Germán Vargas Farías

La Semana Santa es para muchos sinónimo de fiesta, turismo y diversión. Es, posiblemente, el único período del año con tantos días de descanso juntos. Entonces, dicen, hay que aprovecharlo y pasarla bien.

No quiero ser aguafiestas, ni hacer un sermón de esta nota, pero permítaseme  una breve reflexión sobre lo que creo es el verdadero sentido de la Semana Santa.

Para los cristianos la Semana Santa nos ofrece una ocasión para conmemorar el amor de Dios, evidenciado a través de la entrega de su amado hijo por personas no dignas de semejante sacrificio.

Entendemos la Semana Santa como la interpelación de Dios a aquellos y aquellas que creemos en Él, que decimos ser sus hijos e hijas. Nuestro Padre  nos reclama una práctica radical, que no se conforme con la injusticia, con el abuso del poder, con la pobreza, ni con la exclusión.

El Dios al que me refiero es el de la Biblia, aquél que aborrece la hipocresía de aquellos que agotan su fe en una semana, y está harto de cristianos y cristianas que quedan impasibles ante tanto dolor, y que creen que largos y rutinarios rezos les da licencia para seguir observando indiferentes el atropello a la dignidad de las personas.

....................

**Ejercicio 1**.
Responde estas preguntas con los datos del texto sobre la Semana Santa:
(a) ¿De qué es sinónimo la Semana Santa para muchos?
(b) ¿Qué ocasión ofrece la Semana Santa a los cristianos?
(c) ¿De qué libro es el Dios al que se refiere el texto?
**Ejercicio 2**. Según el texto sobre la Semana Santa, ¿con qué cosas no debe conformarse la práctica radical que Dios reclama? Enuméralas todas.
**Ejercicio 3**. Retoma el texto sobre la Semana Santa y continúalo a partir de su última oración.
Los registros no tienen relación con el texto.

....................

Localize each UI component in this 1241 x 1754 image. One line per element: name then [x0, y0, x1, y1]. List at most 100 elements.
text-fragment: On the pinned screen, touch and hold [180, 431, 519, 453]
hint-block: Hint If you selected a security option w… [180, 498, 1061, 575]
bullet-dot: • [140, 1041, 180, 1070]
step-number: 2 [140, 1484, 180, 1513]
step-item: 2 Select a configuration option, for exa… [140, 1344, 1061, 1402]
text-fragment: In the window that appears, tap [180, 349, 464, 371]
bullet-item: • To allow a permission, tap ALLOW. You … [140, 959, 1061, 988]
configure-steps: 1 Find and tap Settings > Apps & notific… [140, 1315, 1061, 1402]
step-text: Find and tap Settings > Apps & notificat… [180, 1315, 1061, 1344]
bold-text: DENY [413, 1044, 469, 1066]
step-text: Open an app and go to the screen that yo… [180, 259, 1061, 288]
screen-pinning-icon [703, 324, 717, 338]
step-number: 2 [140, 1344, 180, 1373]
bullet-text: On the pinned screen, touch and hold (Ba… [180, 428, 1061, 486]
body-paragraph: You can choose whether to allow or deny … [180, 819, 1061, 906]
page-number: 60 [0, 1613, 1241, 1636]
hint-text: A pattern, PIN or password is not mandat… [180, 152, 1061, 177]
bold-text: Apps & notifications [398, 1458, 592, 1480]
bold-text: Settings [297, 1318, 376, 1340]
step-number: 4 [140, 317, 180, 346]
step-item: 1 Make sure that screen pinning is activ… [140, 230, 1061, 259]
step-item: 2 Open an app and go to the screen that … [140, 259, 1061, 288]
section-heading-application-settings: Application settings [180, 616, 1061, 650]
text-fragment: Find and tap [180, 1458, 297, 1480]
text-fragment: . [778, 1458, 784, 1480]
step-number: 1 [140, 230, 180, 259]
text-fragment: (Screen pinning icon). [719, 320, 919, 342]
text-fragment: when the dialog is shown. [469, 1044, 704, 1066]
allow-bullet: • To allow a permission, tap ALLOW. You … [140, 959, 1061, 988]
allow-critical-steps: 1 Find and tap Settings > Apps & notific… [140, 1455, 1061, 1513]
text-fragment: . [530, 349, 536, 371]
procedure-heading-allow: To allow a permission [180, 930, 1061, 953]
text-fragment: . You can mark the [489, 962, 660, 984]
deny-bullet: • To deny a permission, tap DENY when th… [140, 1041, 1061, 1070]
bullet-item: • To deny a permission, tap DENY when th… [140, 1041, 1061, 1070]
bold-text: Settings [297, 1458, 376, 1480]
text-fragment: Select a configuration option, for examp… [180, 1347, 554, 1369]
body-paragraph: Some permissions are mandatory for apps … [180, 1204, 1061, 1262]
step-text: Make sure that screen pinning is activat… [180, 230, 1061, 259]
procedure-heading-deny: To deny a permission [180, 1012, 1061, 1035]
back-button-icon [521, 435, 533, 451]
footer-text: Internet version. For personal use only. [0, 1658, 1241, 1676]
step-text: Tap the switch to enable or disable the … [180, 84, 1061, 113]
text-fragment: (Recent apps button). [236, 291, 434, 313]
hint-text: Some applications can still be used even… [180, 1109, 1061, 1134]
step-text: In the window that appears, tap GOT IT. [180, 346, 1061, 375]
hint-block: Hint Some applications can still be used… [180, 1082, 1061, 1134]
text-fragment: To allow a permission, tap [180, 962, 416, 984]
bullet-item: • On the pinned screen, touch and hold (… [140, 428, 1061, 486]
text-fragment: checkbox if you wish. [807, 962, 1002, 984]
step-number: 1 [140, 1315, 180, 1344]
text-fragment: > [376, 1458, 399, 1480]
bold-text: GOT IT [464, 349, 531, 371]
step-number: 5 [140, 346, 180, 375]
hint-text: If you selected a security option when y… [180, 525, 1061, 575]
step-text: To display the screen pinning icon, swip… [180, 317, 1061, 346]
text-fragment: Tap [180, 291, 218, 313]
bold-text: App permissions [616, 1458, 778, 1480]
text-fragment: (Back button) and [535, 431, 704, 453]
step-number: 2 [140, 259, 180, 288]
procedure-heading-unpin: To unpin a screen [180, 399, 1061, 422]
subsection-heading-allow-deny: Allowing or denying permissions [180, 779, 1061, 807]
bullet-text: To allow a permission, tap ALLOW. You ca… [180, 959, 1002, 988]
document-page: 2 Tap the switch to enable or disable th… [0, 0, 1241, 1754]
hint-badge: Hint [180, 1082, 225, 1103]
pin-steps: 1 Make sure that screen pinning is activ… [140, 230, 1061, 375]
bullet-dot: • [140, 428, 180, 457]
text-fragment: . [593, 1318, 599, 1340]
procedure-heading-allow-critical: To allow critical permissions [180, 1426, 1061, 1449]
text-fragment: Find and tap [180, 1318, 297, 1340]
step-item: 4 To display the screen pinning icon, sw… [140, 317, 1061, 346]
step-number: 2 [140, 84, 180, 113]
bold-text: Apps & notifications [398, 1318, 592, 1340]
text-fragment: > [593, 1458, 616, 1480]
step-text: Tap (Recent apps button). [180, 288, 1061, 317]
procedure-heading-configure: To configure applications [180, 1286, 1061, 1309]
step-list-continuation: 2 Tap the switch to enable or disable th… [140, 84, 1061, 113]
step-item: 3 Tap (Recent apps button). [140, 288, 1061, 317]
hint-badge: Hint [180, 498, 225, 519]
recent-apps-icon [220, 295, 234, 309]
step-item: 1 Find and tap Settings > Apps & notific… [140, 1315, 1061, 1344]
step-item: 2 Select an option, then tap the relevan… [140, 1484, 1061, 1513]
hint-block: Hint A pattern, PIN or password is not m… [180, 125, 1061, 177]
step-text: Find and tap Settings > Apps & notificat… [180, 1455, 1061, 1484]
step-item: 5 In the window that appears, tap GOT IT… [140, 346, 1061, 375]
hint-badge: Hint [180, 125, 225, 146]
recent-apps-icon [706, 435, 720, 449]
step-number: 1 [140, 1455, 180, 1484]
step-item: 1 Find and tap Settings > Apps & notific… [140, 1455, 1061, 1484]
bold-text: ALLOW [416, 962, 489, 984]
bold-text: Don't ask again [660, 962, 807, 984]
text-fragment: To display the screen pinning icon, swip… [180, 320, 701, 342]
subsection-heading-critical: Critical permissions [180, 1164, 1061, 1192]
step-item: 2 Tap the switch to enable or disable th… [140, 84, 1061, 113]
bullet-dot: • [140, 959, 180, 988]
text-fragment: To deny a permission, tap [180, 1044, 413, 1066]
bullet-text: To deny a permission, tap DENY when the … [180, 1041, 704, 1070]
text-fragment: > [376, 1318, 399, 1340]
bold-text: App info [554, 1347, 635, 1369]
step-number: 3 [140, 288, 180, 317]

....................

**Respuesta final 1**.
(a) De fiesta, turismo y diversión.
(b) Conmemorar el amor de Dios, evidenciado a través de la entrega de su amado hijo por personas no dignas de semejante sacrificio.
(c) De la Biblia.

**Respuesta final 2**.
- La injusticia
- El abuso del poder
- La pobreza
- La exclusión

**Respuesta final 3**.
Jesús no entregó su vida por nosotros para que hagamos de nuestra fe un espectáculo que se pone en cartelera los domingos y en fechas como la Semana Santa. Él, que experimentó el dolor de la traición, el desamparo y la mayor humillación, y que lo hizo por amor a cada uno de nosotros, no se contenta con expresiones de sensiblería inútil. Su pedido es radical, es decir no admite objeciones: que nos amemos los unos a los otros y, como sucede en la parábola del samaritano, que ya no sigamos pasando de largo.

En la Semana Santa conmemoramos el amor de Jesús, pero también recordamos la traición y negación de muchos de los que anduvieron con Él, le conocieron, y le vendieron o traicionaron. Se ha manifestado el amor de Dios, pero también la fragilidad de los seres humanos.

Y entonces vemos a Judas en personas, y particularmente en clérigos de diversas denominaciones, que traicionando al maestro solidario con los pobres, le explotan y se sirven de él para satisfacer su codicia.

Hoy venden a Jesús los que entregan a los más vulnerables, les quitan o regatean sus derechos, por ignorancia o mero prejuicio. Aquellos que son capaces de organizar marchas multitudinarias exacerbando odios y manías, pero tan ineptos y renuentes para amar.

Hoy niegan a Jesús los que se llenan la boca de Dios, pero lo reducen hasta hacerlo semejante a sus taras y caprichos. Los doctores en teología cuya soberbia les impide entender que Dios es, esencialmente, amor. Y que, por eso mismo, reprueba a quienes contradicen con sus actos la fe que proclaman.

Pero, hay que repetirlo en días como estos, Dios es amor y sus planes no están condicionados por nuestra debilidad. Podemos creer que las cosas no tienen que ser así, y la Semana Santa puede ser propicia para el cambio y el arrepentimiento.

No en vanos celebramos a un Cristo que resucitó, que venció a la muerte, y que nos desafía a cultivar un amor como el suyo, paciente y perseverante.